What is required: Print the records from the line containing "decompose this screenshot" through the line containing "Text: (sat) during", exactly as they appear, and nothing else.

══ Source data

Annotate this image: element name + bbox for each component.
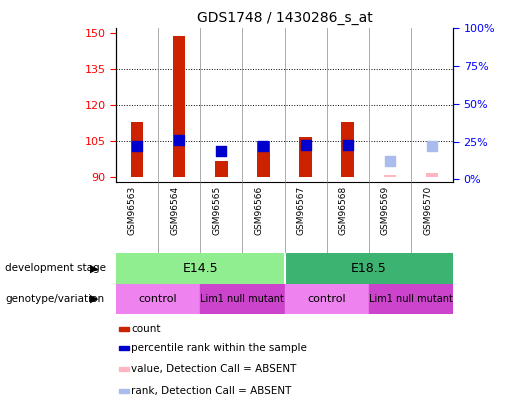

════
══ Source data

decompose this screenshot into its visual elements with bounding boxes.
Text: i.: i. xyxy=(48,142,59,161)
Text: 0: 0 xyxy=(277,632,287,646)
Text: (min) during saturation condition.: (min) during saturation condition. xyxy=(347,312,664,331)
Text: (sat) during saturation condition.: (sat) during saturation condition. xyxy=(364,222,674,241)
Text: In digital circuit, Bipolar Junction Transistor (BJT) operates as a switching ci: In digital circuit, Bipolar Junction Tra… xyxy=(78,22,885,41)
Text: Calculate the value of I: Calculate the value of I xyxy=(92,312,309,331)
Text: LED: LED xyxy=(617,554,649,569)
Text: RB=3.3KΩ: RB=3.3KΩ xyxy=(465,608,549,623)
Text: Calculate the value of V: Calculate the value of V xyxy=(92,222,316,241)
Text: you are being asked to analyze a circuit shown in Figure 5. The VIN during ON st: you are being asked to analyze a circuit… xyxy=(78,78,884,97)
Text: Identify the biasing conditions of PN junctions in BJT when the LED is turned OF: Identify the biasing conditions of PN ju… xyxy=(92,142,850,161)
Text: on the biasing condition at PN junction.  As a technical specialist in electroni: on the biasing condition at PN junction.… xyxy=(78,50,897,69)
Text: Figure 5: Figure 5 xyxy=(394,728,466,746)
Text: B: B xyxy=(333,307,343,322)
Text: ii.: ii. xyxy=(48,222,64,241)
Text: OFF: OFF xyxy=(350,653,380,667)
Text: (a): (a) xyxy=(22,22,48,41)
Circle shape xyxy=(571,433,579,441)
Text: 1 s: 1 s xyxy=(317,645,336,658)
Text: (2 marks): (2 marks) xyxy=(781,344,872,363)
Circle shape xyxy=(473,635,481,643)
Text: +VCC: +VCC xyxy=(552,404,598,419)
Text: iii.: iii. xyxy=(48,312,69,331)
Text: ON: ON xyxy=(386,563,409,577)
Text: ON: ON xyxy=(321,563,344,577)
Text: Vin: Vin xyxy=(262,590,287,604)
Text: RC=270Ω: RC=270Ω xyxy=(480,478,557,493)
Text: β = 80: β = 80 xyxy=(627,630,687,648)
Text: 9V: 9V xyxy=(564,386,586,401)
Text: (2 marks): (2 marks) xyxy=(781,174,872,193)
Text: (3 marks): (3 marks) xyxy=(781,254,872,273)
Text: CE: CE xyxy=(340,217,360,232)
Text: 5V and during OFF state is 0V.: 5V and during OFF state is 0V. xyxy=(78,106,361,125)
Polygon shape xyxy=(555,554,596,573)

════

Exercise solution:
decompose this screenshot into its visual elements with bounding boxes.
Text: i.: i. xyxy=(48,142,59,161)
Text: 0: 0 xyxy=(277,632,287,646)
Text: (min) during saturation condition.: (min) during saturation condition. xyxy=(347,312,664,331)
Text: (sat) during saturation condition.: (sat) during saturation condition. xyxy=(364,222,674,241)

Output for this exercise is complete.